**Record set**
***
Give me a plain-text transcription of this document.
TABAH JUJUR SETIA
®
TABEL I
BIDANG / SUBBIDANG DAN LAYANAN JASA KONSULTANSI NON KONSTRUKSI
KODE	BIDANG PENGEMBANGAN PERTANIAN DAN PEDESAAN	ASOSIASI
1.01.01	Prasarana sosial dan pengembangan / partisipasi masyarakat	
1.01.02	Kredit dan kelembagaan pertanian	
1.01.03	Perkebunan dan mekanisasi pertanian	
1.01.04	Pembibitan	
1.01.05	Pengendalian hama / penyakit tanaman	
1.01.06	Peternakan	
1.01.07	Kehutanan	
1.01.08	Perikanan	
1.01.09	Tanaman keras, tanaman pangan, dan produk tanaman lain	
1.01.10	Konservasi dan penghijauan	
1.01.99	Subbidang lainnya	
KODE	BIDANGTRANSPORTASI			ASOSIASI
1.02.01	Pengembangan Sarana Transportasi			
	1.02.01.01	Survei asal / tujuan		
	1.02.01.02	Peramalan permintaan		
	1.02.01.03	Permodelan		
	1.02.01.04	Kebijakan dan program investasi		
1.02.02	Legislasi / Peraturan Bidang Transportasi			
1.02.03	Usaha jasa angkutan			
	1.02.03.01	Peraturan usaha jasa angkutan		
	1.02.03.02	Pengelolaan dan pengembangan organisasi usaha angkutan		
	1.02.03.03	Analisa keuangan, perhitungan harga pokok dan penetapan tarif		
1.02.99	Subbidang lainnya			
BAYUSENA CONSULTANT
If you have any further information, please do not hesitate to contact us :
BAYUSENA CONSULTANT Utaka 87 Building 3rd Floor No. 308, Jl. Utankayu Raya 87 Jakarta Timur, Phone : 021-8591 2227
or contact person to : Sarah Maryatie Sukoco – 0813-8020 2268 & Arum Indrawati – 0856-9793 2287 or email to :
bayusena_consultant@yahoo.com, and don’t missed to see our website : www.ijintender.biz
***
**Task to complete**
Copy out all lines from the material above that contain the string "KODE".

**Answer to the problem**
KODE	BIDANG PENGEMBANGAN PERTANIAN DAN PEDESAAN	ASOSIASI
KODE	BIDANGTRANSPORTASI			ASOSIASI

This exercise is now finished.